■ Selected excerpt:
● ● ●
No, I was answering the OP. (Anyway I would not be surprised if the non-physical meaning of energy was actually older than the physical one, as is the case for power and speed. That's irrelevant to which is the primary meaning today, anyway.) ― ___A._di_M. (formerly Army1987) 19:25, 15 April 2010 (UTC)

Well before Newton it was speculated the force was required to keep things moving. But He invented the idea that if the thing had energy or really action, it would keep moving on its own. But it still wasn't a separate thing from the involved matter but rather a physical motion property that the thing had acquired relative to space and time. So it's hard to dream up a concept of Energy apart from matter, or that it can do anything other than influence matter by its level of Energy delivery capability.WFPM (talk) 21:12, 15 April 2010 (UTC)

And I appreciate your information about metaphors. But like Art Ls Pella said about stock trading, Understanding the words of science is serious business and it's getting harder and harder to rationalize and understand the complex details. And I'll bet that a PC using Boolean logic and algebra will never get it figured out.WFPM (talk) 21:30, 15 April 2010 (UTC)

Automate archiving?

Does anyone object to me setting up automatic archiving for this page using MiszaBot? Unless otherwise agreed, I would set it to archive threads that have been inactive for 30 days and keep ten threads.--Oneiros (talk) 13:45, 24 January 2010 (UTC)

 Done--Oneiros (talk) 00:27, 1 February 2010 (UTC)

That reminds me that Dr Pauling commented about his arriving at opinions about chemical and other subject matters that "I think about things a lot!" So I admire your concise editorial capability to tell a computer program about how to judge the editorial importance of what it needs to keep printing about a subject matter.WFPM (talk) 02:34, 16 April 2010 (UTC)

Energy

What is energy? —Preceding unsigned comment added by 218.103.199.177 (talk) 14:32, 28 January 2010 (UTC)

Energy in itself is non-existing as explained by Richard Feynman in his Dennis the Menace blocks lecture; "There are no blocks!". Energy is born into existence once manifestated in a certain form, hence "different forms of energy". The law of conservation of energy does not formulate energy but is a law which relates to other theories in physics that do give a formulation of energy, hence the law of conservation of energy is a metatheoretical law. --Knoxjohnson (talk) 12:32, 21 March 2010 (UTC)

Energy is a 3 dimensional entity measurement of the relative magnitude of importance of the activity of matter within the spacetime continuum. In the dynamic sense, the measurement relates to the rate of displacement of the matter within the (3 dimensional) space continuum. In the static case the magnitude is predetermined by mathematical predictive calculations. One of the magnitude's dimensions is related to it's mass value, and the other two to a two dimensional value that is related to the volume of spacial displacement of the matter per unit of spacial distance. The equality equation for energy is therefor E is proportional to the mass value times S cubed divided by S. This concept of energy of course implies that in order for something to have energy, it must first have matter.WFPM (talk) 12:58, 14 April 2010 (UTC)
● ● ●
■ What needs to be done: Copy everything in the talk-page excerpt from "Does anyone object" down to "February 2010 (UTC)", but change "MiszaBot" to "ClueBot III". The listing after this has no connection to the talk-page excerpt.
● ● ●
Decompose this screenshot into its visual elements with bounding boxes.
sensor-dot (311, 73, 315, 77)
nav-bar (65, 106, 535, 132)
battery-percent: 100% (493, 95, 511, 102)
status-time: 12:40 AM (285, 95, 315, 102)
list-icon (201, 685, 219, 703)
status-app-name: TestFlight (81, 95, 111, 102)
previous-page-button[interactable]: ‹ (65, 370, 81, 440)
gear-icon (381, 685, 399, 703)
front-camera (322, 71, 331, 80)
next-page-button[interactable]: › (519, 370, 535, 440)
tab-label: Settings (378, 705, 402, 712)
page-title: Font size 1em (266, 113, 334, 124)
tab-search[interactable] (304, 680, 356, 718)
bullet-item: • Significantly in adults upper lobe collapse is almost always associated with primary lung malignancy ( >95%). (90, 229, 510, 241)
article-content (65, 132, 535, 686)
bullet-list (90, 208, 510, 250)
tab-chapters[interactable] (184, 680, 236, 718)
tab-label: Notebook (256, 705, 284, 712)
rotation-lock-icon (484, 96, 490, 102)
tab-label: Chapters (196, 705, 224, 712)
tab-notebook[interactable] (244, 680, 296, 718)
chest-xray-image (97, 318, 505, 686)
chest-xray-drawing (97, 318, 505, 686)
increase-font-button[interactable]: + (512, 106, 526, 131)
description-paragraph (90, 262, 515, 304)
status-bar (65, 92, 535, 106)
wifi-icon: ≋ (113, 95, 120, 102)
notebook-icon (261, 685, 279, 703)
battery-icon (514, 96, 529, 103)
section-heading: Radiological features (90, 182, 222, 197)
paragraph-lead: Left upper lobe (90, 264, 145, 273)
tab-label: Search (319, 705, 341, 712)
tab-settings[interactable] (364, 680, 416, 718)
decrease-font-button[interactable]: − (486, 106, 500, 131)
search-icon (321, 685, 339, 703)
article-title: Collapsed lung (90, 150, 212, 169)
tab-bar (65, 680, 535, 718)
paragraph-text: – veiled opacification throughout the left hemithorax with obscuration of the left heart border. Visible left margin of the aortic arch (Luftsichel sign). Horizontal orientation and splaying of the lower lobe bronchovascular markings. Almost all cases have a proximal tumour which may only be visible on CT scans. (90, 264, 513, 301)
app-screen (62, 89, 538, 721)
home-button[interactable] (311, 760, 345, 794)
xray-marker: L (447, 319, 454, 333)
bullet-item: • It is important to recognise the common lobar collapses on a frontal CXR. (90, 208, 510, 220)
● ● ●
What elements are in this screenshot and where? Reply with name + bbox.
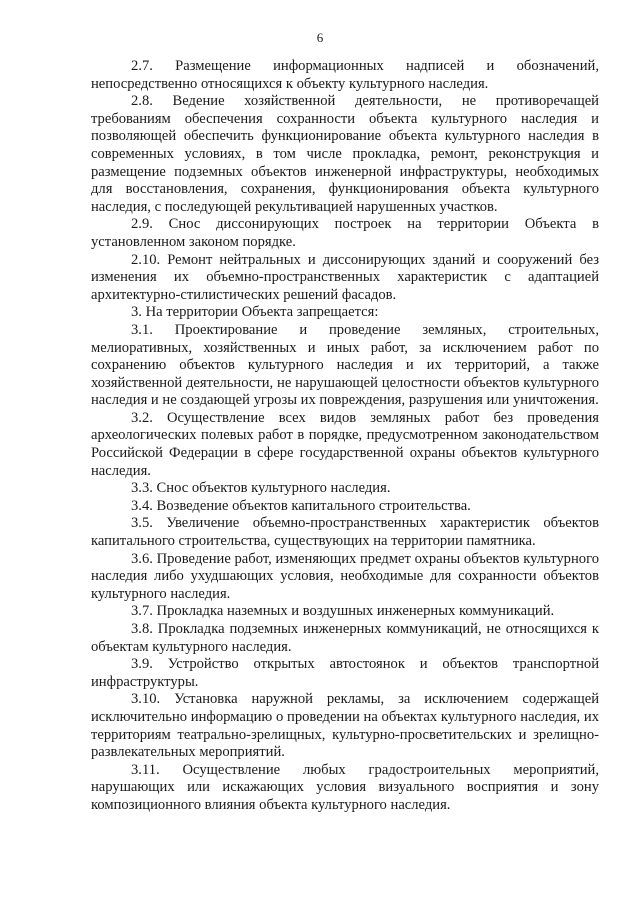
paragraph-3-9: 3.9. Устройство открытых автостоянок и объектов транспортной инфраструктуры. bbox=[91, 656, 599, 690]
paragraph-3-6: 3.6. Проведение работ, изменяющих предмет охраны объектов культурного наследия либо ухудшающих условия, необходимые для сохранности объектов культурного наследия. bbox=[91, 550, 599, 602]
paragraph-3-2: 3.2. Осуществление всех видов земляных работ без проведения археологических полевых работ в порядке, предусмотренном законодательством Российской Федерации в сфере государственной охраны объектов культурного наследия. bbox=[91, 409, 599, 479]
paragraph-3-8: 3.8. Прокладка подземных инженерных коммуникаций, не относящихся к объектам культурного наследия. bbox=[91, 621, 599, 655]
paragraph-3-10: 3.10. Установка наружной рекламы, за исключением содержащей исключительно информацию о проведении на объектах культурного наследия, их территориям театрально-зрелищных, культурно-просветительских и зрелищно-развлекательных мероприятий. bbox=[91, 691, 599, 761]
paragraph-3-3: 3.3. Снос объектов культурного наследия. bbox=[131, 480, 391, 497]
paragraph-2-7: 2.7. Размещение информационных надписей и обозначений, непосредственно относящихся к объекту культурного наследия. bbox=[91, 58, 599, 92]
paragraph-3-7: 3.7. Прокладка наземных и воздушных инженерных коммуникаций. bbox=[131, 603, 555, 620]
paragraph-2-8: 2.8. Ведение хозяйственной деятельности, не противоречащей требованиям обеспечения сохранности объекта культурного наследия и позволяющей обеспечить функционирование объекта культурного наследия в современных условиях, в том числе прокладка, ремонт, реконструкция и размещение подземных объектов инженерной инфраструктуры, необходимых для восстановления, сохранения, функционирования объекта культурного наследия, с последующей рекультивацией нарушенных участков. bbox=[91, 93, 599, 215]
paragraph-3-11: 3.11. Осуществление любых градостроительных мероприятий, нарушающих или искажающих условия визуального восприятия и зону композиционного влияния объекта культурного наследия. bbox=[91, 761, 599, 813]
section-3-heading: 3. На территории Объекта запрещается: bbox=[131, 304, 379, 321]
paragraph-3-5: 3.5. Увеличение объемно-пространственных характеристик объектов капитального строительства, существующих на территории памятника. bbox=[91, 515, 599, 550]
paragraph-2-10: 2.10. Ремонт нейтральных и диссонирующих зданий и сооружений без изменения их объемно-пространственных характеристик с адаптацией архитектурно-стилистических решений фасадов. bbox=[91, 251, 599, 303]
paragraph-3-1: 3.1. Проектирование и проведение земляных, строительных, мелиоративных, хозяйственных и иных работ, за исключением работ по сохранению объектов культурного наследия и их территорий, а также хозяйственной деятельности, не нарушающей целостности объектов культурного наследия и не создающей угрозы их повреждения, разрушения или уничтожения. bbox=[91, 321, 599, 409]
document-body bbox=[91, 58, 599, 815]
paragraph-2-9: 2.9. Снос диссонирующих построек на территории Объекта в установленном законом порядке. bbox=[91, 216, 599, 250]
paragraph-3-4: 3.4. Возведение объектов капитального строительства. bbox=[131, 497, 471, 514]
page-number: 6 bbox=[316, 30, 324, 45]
● ● ●
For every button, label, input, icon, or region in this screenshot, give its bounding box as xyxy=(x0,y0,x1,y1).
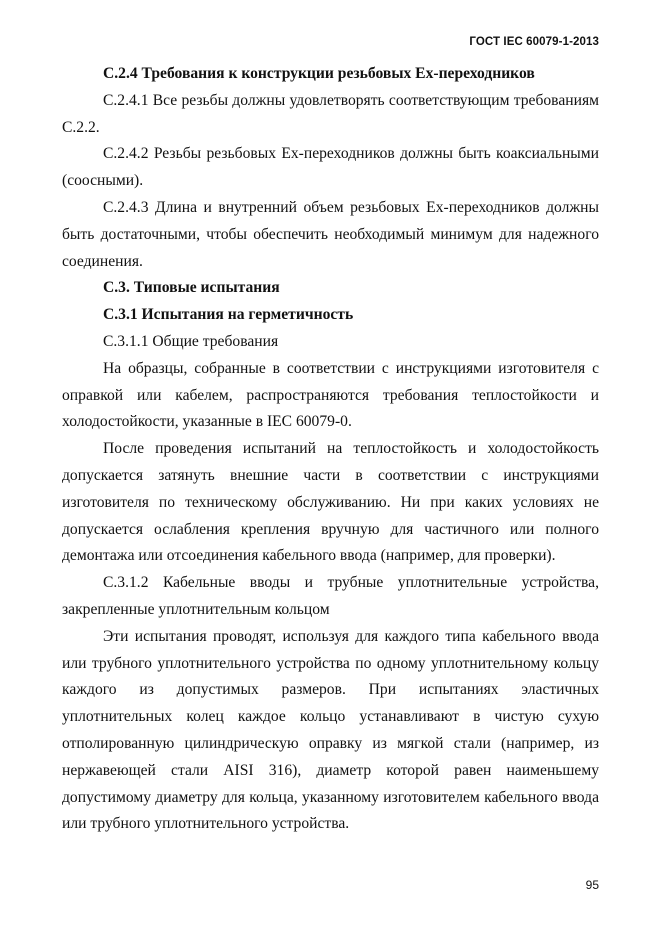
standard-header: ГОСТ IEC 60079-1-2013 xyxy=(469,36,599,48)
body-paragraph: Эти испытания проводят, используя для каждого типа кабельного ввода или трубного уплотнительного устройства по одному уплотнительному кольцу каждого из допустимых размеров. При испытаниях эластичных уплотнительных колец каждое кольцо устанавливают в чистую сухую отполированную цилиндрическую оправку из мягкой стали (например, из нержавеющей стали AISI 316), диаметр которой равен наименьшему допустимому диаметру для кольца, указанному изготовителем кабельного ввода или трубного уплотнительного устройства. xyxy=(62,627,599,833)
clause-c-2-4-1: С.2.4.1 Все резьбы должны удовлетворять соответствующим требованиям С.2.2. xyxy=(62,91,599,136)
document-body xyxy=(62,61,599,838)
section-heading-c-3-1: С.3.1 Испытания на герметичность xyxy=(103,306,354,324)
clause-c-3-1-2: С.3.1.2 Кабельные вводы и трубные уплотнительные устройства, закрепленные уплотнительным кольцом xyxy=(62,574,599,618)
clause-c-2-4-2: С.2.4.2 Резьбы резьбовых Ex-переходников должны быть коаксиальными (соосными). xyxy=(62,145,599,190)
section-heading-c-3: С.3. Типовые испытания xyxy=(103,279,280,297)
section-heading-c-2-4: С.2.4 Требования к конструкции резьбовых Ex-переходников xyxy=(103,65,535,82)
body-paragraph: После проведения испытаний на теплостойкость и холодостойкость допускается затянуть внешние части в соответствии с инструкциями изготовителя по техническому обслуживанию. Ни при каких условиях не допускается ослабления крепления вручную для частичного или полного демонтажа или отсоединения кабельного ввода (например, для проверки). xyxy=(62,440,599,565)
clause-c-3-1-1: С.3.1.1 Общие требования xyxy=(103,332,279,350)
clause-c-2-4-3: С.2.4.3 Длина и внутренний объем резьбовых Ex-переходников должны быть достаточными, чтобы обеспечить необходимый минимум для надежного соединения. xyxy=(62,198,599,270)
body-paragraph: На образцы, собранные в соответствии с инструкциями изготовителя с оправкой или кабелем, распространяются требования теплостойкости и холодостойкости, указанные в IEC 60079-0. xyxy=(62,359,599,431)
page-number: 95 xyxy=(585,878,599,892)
● ● ●
■ Final result:
Does anyone object to me setting up automatic archiving for this page using ClueBot III? Unless otherwise agreed, I would set it to archive threads that have been inactive for 30 days and keep ten threads.--Oneiros (talk) 13:45, 24 January 2010 (UTC)

 Done--Oneiros (talk) 00:27, 1 February 2010 (UTC)